Requirement
Return all of the data exactly as given.

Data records
--

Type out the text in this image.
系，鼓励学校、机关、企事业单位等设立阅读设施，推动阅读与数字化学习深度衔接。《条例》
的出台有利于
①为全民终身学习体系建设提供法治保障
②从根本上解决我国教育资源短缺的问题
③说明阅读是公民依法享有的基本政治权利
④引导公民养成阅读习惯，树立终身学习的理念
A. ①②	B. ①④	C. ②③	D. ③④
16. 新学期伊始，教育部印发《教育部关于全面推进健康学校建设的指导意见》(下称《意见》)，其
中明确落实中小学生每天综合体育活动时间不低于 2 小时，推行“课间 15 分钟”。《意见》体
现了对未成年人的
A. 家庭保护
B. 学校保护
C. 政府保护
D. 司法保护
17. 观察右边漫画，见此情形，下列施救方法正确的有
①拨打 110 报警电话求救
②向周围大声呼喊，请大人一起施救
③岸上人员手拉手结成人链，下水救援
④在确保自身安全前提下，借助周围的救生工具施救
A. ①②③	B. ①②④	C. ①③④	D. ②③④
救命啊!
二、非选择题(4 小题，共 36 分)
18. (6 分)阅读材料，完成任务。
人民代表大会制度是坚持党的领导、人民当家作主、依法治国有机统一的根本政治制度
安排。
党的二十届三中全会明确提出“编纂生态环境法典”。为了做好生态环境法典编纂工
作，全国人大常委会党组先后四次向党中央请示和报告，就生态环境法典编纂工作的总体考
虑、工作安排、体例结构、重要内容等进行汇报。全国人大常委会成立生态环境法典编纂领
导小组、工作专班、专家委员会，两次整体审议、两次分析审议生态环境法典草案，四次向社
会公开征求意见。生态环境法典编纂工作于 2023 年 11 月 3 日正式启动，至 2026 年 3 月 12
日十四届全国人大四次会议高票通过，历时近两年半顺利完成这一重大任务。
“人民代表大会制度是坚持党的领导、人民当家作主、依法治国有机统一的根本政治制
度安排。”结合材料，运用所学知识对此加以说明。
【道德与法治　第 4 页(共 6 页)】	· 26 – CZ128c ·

--

Final answer
Type out the text in this image.
系，鼓励学校、机关、企事业单位等设立阅读设施，推动阅读与数字化学习深度衔接。《条例》
的出台有利于
①为全民终身学习体系建设提供法治保障
②从根本上解决我国教育资源短缺的问题
③说明阅读是公民依法享有的基本政治权利
④引导公民养成阅读习惯，树立终身学习的理念
A. ①②	B. ①④	C. ②③	D. ③④
16. 新学期伊始，教育部印发《教育部关于全面推进健康学校建设的指导意见》(下称《意见》)，其
中明确落实中小学生每天综合体育活动时间不低于 2 小时，推行“课间 15 分钟”。《意见》体
现了对未成年人的
A. 家庭保护
B. 学校保护
C. 政府保护
D. 司法保护
17. 观察右边漫画，见此情形，下列施救方法正确的有
①拨打 110 报警电话求救
②向周围大声呼喊，请大人一起施救
③岸上人员手拉手结成人链，下水救援
④在确保自身安全前提下，借助周围的救生工具施救
A. ①②③	B. ①②④	C. ①③④	D. ②③④
救命啊!
二、非选择题(4 小题，共 36 分)
18. (6 分)阅读材料，完成任务。
人民代表大会制度是坚持党的领导、人民当家作主、依法治国有机统一的根本政治制度
安排。
党的二十届三中全会明确提出“编纂生态环境法典”。为了做好生态环境法典编纂工
作，全国人大常委会党组先后四次向党中央请示和报告，就生态环境法典编纂工作的总体考
虑、工作安排、体例结构、重要内容等进行汇报。全国人大常委会成立生态环境法典编纂领
导小组、工作专班、专家委员会，两次整体审议、两次分析审议生态环境法典草案，四次向社
会公开征求意见。生态环境法典编纂工作于 2023 年 11 月 3 日正式启动，至 2026 年 3 月 12
日十四届全国人大四次会议高票通过，历时近两年半顺利完成这一重大任务。
“人民代表大会制度是坚持党的领导、人民当家作主、依法治国有机统一的根本政治制
度安排。”结合材料，运用所学知识对此加以说明。
【道德与法治　第 4 页(共 6 页)】	· 26 – CZ128c ·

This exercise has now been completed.